Pre-Nuptial Agreements have been around for a long time as
couples have been entering into them in the hope that they will
provide some certainty for them if they later get divorced.
In the past, the courts have made it very clear that their hands
are not tied by any Pre-Nuptial Agreement, although they have been
persuaded to give weight to Pre-Nuptial Agreements if certain
factors existed. For example, where they were convinced that
both parties entered into the Pre-Nuptial Agreement of their own
free will, the agreement was made before marriage took place, and
both parties gave full and frank disclosure of their financial
circumstances prior to entering into the Pre-Nuptial Agreement,
then the court would give the agreement some weight.
On the 20 October 2010, the case of Granatino and Radmacher saw
the UK Supreme Court rule that a Pre-Nuptial Agreement is binding.
In that case, the court indicated that Pre-Nuptial Agreements have
decisive or compelling weight, and it would be "natural" to infer
that parties entering into agreements intend that "effect be given
to them".
As a result of this decision it is likely that Pre-Nuptial
Agreements will become more popular as couples entering into
marriage hope to be able to rely on Pre-Nuptial Agreements
more. The effect of this will be that if the marriage does
not work, rather than going through lengthy and expensive
proceedings to resolve who should have what upon divorce, they will
be able to look back at the Pre-Nuptial Agreement and divide their
assets according to its terms.
The courts however are always keen to ensure that fairness is
done and Lord Phillips, President of the Supreme Court, said the
courts would still have the discretion to waive any Pre-Nuptial or
Post-Nuptial settlement, especially when it is unfair to any
children of the marriage. What this means is that if a
married couple with children get divorced, but their Pre-Nup was
made before they intended to have children and no reference to
children was in the agreement, the courts can override the Pre-Nup.

▸ Given instruction 1
Answer these questions from the text on pre-nuptial agreements:
(a) On what date did the UK Supreme Court decide the case of Granatino and Radmacher?
(b) What office does the text give for Lord Phillips?
(c) For whom, in particular, does the text say a settlement may be unfair, leading the courts to waive it?
The rows that come next are from a source unrelated to the text.

▸ Given entries
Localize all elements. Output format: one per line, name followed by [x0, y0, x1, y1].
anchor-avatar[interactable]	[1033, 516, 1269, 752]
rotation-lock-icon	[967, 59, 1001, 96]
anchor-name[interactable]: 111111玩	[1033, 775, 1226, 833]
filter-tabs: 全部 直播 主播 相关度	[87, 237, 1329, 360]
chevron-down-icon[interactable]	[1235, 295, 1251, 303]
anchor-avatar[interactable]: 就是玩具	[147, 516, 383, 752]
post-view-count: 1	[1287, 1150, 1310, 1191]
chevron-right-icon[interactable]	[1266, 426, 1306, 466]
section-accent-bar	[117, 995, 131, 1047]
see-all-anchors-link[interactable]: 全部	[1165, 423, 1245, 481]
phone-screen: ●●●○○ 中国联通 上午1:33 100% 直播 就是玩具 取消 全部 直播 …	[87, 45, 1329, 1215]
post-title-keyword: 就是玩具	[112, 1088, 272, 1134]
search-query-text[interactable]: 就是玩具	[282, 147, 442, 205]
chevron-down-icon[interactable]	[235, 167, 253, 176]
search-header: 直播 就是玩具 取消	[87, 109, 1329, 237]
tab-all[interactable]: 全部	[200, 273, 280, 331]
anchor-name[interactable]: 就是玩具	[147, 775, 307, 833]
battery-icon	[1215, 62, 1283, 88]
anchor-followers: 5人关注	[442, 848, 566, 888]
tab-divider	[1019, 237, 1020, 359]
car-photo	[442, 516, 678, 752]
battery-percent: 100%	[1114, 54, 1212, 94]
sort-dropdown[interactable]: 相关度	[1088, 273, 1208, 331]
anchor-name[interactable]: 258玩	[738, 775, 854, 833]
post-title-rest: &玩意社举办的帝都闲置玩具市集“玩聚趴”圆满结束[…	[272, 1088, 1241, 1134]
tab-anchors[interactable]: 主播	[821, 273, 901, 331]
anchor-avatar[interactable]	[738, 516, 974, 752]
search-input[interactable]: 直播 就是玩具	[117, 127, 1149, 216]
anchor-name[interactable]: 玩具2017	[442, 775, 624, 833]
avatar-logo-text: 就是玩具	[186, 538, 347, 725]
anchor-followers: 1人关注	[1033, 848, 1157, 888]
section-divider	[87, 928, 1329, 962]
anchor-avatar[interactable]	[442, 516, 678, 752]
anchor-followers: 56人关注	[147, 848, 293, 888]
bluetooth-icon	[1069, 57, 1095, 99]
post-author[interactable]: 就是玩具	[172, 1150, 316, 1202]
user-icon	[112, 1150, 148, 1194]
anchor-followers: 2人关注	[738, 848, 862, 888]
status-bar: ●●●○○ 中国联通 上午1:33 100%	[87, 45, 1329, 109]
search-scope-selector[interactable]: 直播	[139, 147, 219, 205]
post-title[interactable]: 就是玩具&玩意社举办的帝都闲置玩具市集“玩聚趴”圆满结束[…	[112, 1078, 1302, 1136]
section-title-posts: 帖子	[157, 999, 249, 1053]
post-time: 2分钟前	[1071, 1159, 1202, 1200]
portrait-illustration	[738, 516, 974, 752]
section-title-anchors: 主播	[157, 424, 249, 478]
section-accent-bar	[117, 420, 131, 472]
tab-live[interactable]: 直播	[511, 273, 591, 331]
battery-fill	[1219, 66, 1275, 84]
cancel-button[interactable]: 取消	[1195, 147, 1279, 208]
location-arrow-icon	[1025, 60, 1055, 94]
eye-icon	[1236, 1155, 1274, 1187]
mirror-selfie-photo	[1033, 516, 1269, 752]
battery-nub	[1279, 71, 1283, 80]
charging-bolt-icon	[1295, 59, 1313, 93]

--

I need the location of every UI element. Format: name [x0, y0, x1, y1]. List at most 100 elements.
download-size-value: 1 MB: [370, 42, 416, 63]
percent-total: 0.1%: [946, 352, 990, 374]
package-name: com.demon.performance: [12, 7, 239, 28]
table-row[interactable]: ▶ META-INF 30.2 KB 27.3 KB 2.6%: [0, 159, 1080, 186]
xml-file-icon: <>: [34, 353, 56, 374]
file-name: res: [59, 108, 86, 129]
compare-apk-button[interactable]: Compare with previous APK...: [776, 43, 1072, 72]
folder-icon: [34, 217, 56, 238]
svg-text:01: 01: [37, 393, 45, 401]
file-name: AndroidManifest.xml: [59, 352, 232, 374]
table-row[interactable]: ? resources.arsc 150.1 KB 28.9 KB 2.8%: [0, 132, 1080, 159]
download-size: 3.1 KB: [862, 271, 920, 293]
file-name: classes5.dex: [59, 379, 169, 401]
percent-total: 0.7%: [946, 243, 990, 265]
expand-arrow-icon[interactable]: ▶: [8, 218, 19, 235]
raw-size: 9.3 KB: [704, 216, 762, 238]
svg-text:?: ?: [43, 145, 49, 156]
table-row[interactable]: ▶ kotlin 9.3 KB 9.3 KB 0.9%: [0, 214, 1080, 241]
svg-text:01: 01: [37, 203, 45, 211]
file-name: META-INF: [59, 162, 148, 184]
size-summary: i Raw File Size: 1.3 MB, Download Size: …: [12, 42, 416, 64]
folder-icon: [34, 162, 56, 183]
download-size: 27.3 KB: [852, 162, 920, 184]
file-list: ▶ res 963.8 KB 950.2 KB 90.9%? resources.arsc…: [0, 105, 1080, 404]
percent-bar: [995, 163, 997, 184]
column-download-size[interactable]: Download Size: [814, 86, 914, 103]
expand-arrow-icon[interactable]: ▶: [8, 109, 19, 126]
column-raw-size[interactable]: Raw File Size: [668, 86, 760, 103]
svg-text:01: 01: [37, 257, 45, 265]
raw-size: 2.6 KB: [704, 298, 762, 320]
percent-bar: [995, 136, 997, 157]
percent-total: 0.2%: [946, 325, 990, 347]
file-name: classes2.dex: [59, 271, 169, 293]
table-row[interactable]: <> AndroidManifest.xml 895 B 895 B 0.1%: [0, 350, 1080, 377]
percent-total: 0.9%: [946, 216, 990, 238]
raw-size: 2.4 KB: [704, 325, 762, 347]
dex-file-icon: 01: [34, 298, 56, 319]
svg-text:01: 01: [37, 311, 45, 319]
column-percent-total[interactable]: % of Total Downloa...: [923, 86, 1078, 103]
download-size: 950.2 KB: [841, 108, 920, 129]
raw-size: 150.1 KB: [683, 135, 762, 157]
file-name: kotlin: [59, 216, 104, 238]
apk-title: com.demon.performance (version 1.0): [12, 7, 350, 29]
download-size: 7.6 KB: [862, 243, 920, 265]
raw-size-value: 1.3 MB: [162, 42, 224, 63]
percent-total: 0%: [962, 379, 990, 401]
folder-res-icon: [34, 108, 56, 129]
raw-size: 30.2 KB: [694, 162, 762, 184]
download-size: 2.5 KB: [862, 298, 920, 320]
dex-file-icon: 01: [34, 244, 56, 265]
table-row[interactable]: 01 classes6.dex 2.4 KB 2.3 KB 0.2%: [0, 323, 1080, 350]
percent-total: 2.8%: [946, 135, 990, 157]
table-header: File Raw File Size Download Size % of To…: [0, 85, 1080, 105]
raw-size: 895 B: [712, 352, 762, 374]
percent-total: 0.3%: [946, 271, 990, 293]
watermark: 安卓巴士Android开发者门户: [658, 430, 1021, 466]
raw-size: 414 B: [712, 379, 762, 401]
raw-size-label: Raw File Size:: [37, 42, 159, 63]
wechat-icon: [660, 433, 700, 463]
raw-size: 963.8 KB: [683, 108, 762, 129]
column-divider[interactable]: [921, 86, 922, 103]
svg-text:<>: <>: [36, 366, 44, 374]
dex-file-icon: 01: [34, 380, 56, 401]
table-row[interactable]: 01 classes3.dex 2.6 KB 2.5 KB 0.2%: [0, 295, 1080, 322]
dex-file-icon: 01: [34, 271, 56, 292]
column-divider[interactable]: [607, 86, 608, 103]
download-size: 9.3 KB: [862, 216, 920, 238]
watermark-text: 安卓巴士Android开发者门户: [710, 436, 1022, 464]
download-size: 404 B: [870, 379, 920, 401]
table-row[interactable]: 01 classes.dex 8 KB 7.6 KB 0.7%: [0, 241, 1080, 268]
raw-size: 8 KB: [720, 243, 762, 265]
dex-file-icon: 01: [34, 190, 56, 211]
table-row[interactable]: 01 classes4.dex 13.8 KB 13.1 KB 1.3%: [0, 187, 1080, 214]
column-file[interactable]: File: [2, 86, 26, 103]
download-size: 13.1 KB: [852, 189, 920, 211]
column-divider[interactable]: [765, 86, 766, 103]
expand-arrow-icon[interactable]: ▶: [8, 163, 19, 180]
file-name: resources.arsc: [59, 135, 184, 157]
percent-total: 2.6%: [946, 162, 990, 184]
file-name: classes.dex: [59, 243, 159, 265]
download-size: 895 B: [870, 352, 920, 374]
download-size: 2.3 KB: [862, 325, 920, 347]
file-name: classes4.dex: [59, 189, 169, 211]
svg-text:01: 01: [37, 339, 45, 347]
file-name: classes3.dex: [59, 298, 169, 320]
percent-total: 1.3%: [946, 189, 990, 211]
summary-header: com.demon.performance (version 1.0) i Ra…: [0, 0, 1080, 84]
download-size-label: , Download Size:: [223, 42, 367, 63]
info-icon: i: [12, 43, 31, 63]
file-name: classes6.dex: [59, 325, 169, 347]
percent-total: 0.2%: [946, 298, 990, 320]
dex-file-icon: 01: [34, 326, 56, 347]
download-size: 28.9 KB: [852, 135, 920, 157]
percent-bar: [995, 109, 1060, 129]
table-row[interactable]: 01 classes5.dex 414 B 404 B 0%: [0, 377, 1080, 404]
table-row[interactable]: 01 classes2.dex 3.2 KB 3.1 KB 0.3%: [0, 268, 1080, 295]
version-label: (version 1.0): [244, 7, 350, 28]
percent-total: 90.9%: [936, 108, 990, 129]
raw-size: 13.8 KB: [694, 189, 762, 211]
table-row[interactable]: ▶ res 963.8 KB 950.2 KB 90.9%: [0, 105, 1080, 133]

--

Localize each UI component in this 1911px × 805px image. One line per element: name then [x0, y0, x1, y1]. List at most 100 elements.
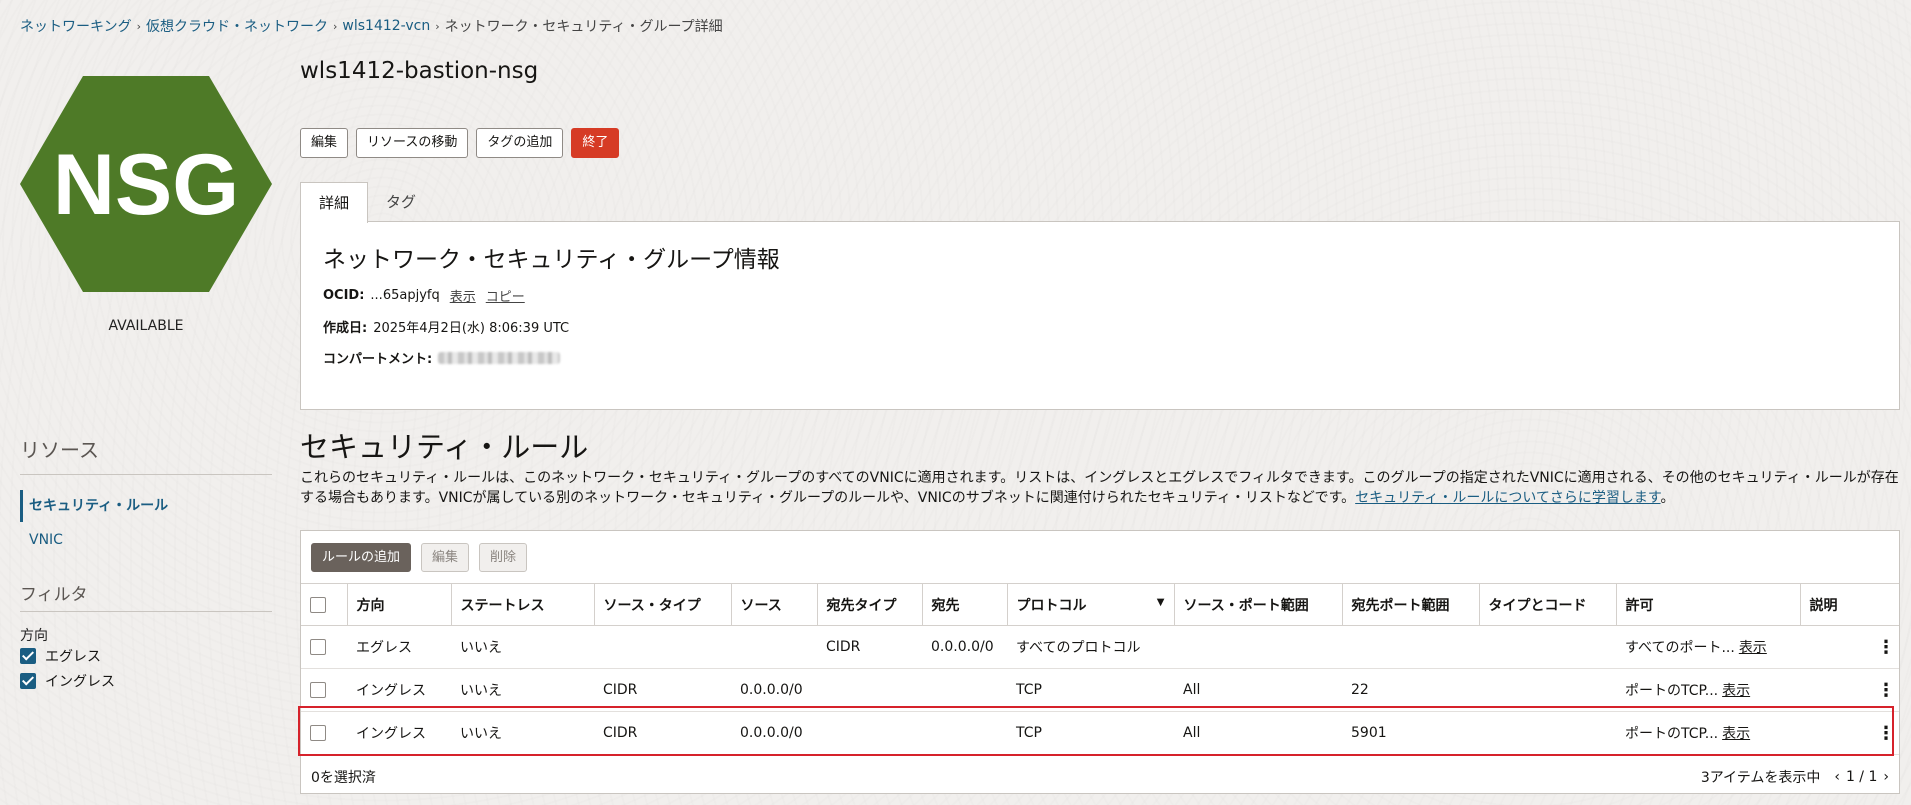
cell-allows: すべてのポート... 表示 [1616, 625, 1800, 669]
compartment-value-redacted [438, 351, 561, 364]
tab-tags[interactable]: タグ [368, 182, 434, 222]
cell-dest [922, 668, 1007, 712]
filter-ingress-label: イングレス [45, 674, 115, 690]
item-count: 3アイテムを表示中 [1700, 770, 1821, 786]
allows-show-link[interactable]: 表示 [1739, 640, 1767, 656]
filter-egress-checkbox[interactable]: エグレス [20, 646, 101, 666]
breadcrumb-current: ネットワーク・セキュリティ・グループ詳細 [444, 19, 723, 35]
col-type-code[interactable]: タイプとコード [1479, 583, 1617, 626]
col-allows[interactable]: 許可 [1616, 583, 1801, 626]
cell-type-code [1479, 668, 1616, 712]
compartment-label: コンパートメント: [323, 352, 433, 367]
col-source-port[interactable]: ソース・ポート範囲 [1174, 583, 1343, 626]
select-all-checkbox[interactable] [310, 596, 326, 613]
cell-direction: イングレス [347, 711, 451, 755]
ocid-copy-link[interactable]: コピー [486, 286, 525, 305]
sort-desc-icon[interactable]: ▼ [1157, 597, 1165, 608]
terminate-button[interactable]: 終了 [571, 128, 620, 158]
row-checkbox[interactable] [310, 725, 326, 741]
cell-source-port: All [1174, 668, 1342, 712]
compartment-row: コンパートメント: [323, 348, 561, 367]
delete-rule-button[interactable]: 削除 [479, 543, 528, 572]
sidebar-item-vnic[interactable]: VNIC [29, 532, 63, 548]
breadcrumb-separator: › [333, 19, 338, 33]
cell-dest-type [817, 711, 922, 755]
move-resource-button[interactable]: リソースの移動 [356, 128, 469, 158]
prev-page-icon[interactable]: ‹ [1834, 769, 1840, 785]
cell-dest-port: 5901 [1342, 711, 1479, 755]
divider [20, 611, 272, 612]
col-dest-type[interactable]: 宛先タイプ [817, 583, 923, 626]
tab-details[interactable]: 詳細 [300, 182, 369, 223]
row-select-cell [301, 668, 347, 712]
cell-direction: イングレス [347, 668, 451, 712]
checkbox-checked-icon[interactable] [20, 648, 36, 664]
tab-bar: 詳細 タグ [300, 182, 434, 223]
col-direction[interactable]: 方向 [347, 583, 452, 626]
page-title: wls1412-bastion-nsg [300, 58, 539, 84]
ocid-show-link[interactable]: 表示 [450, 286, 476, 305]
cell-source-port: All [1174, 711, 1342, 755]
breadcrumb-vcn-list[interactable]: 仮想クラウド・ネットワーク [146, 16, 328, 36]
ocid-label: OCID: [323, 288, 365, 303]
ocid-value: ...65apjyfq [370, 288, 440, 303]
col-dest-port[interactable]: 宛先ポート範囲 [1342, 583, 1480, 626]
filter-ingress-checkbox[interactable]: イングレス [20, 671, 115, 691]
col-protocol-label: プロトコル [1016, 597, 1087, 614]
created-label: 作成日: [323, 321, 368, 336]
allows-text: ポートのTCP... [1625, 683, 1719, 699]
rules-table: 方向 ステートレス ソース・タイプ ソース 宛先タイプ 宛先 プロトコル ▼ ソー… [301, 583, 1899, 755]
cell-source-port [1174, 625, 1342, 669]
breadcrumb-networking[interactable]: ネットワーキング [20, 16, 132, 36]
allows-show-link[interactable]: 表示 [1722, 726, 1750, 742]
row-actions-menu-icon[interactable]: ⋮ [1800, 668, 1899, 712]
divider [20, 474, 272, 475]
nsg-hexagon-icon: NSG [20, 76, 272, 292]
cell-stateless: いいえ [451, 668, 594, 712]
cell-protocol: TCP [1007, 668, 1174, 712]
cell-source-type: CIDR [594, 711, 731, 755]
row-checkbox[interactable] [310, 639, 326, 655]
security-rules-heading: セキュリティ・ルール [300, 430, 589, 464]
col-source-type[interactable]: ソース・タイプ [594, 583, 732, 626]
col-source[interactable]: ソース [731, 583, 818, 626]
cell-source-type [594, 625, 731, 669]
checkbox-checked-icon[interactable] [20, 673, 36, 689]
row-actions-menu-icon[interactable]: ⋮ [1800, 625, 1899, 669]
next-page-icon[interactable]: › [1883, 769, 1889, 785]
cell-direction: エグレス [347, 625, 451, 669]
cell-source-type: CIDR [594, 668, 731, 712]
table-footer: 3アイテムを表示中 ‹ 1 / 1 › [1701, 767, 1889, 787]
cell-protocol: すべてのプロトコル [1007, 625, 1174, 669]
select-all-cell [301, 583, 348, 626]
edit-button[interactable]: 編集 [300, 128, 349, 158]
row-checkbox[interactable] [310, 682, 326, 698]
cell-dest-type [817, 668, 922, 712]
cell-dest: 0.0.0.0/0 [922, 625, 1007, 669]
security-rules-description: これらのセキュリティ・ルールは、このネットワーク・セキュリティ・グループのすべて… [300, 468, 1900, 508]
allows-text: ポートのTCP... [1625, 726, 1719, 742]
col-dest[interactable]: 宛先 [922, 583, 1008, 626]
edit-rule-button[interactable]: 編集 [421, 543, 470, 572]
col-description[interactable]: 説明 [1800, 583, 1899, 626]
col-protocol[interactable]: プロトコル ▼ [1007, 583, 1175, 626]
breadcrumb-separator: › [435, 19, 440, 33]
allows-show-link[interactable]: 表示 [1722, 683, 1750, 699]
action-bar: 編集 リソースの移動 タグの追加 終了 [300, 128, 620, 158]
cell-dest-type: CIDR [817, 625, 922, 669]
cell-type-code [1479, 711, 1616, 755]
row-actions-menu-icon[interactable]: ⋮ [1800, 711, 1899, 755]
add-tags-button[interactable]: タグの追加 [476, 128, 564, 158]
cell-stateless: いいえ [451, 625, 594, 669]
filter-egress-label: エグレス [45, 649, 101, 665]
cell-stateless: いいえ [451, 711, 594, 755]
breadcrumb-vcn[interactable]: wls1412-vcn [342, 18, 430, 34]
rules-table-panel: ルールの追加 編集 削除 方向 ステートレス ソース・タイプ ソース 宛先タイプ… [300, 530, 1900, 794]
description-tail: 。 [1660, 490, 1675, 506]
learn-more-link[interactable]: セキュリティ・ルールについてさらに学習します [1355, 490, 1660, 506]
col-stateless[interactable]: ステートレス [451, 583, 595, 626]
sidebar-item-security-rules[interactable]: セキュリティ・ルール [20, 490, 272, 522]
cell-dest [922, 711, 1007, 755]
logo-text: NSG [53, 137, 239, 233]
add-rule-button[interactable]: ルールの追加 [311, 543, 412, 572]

▸ Given instruction 2
Render the rows of the first block as a JSON list of strings, one per line, starting with the line with "Localize all elements." and going on through the line with "1150, 316, 1202]".

▸ Reply 1
(a) 20 October 2010
(b) President of the Supreme Court
(c) Any children of the marriage

▸ Reply 2
[
  "Localize all elements. Output format: one per line, name followed by [x0, y0, x1, y1].",
  "anchor-avatar[interactable]\t[1033, 516, 1269, 752]",
  "rotation-lock-icon\t[967, 59, 1001, 96]",
  "anchor-name[interactable]: 111111玩\t[1033, 775, 1226, 833]",
  "filter-tabs: 全部 直播 主播 相关度\t[87, 237, 1329, 360]",
  "chevron-down-icon[interactable]\t[1235, 295, 1251, 303]",
  "anchor-avatar[interactable]: 就是玩具\t[147, 516, 383, 752]",
  "post-view-count: 1\t[1287, 1150, 1310, 1191]",
  "chevron-right-icon[interactable]\t[1266, 426, 1306, 466]",
  "section-accent-bar\t[117, 995, 131, 1047]",
  "see-all-anchors-link[interactable]: 全部\t[1165, 423, 1245, 481]",
  "phone-screen: ●●●○○ 中国联通 上午1:33 100% 直播 就是玩具 取消 全部 直播 …\t[87, 45, 1329, 1215]",
  "post-title-keyword: 就是玩具\t[112, 1088, 272, 1134]",
  "search-query-text[interactable]: 就是玩具\t[282, 147, 442, 205]",
  "chevron-down-icon[interactable]\t[235, 167, 253, 176]",
  "search-header: 直播 就是玩具 取消\t[87, 109, 1329, 237]",
  "tab-all[interactable]: 全部\t[200, 273, 280, 331]",
  "anchor-name[interactable]: 就是玩具\t[147, 775, 307, 833]",
  "battery-icon\t[1215, 62, 1283, 88]",
  "anchor-followers: 5人关注\t[442, 848, 566, 888]",
  "tab-divider\t[1019, 237, 1020, 359]",
  "car-photo\t[442, 516, 678, 752]",
  "battery-percent: 100%\t[1114, 54, 1212, 94]",
  "sort-dropdown[interactable]: 相关度\t[1088, 273, 1208, 331]",
  "anchor-name[interactable]: 258玩\t[738, 775, 854, 833]",
  "post-title-rest: &玩意社举办的帝都闲置玩具市集“玩聚趴”圆满结束[…\t[272, 1088, 1241, 1134]",
  "tab-anchors[interactable]: 主播\t[821, 273, 901, 331]",
  "anchor-avatar[interactable]\t[738, 516, 974, 752]",
  "search-input[interactable]: 直播 就是玩具\t[117, 127, 1149, 216]",
  "anchor-name[interactable]: 玩具2017\t[442, 775, 624, 833]",
  "avatar-logo-text: 就是玩具\t[186, 538, 347, 725]",
  "anchor-followers: 1人关注\t[1033, 848, 1157, 888]",
  "section-divider\t[87, 928, 1329, 962]",
  "anchor-avatar[interactable]\t[442, 516, 678, 752]",
  "anchor-followers: 56人关注\t[147, 848, 293, 888]",
  "bluetooth-icon\t[1069, 57, 1095, 99]",
  "post-author[interactable]: 就是玩具\t[172, 1150, 316, 1202]"
]